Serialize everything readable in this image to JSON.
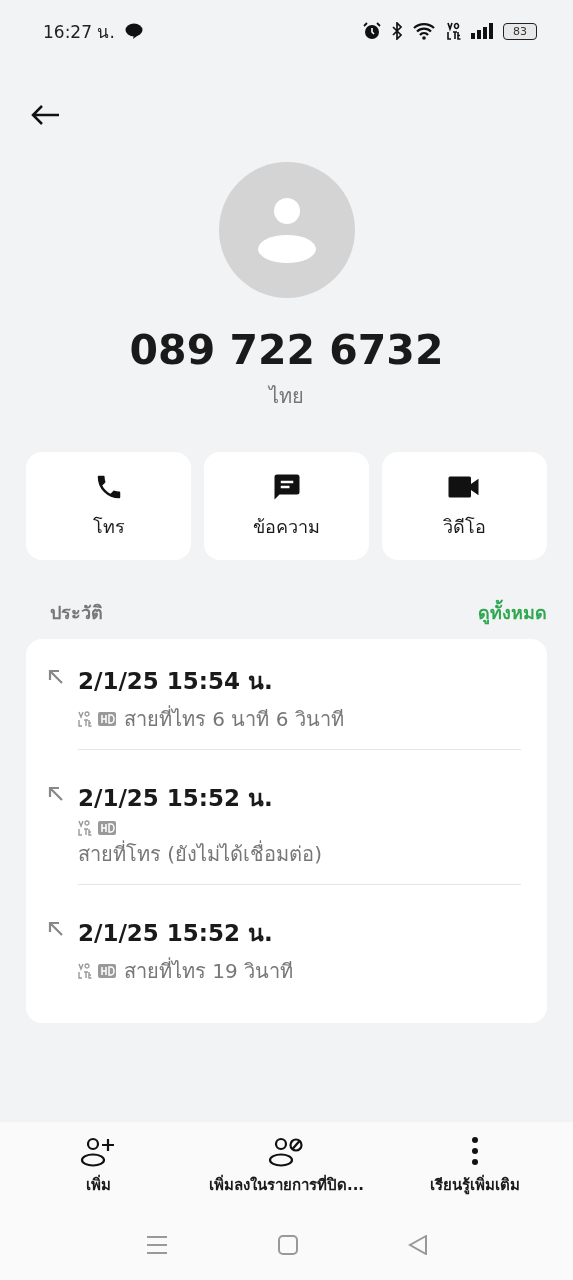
{
  "status_bar": {
    "time": "16:27 น.",
    "battery": "83"
  },
  "contact": {
    "number": "089 722 6732",
    "location": "ไทย"
  },
  "actions": [
    {
      "kind": "call",
      "label": "โทร"
    },
    {
      "kind": "message",
      "label": "ข้อความ"
    },
    {
      "kind": "video",
      "label": "วิดีโอ"
    }
  ],
  "history": {
    "title": "ประวัติ",
    "see_all": "ดูทั้งหมด",
    "entries": [
      {
        "kind": "inline",
        "time": "2/1/25 15:54 น.",
        "detail": "สายที่ไทร  6 นาที 6 วินาที"
      },
      {
        "kind": "stacked",
        "time": "2/1/25 15:52 น.",
        "detail": "สายที่โทร (ยังไม่ได้เชื่อมต่อ)"
      },
      {
        "kind": "inline",
        "time": "2/1/25 15:52 น.",
        "detail": "สายที่ไทร  19 วินาที"
      }
    ]
  },
  "bottom_actions": [
    {
      "kind": "add",
      "label": "เพิ่ม"
    },
    {
      "kind": "block",
      "label": "เพิ่มลงในรายการที่ปิด..."
    },
    {
      "kind": "more",
      "label": "เรียนรู้เพิ่มเติม"
    }
  ]
}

## Required task
Print the listing above in full, exactly as written. Omit any pictures.

## Reply to the task
Serialize everything readable in this image to JSON.
{
  "status_bar": {
    "time": "16:27 น.",
    "battery": "83"
  },
  "contact": {
    "number": "089 722 6732",
    "location": "ไทย"
  },
  "actions": [
    {
      "kind": "call",
      "label": "โทร"
    },
    {
      "kind": "message",
      "label": "ข้อความ"
    },
    {
      "kind": "video",
      "label": "วิดีโอ"
    }
  ],
  "history": {
    "title": "ประวัติ",
    "see_all": "ดูทั้งหมด",
    "entries": [
      {
        "kind": "inline",
        "time": "2/1/25 15:54 น.",
        "detail": "สายที่ไทร  6 นาที 6 วินาที"
      },
      {
        "kind": "stacked",
        "time": "2/1/25 15:52 น.",
        "detail": "สายที่โทร (ยังไม่ได้เชื่อมต่อ)"
      },
      {
        "kind": "inline",
        "time": "2/1/25 15:52 น.",
        "detail": "สายที่ไทร  19 วินาที"
      }
    ]
  },
  "bottom_actions": [
    {
      "kind": "add",
      "label": "เพิ่ม"
    },
    {
      "kind": "block",
      "label": "เพิ่มลงในรายการที่ปิด..."
    },
    {
      "kind": "more",
      "label": "เรียนรู้เพิ่มเติม"
    }
  ]
}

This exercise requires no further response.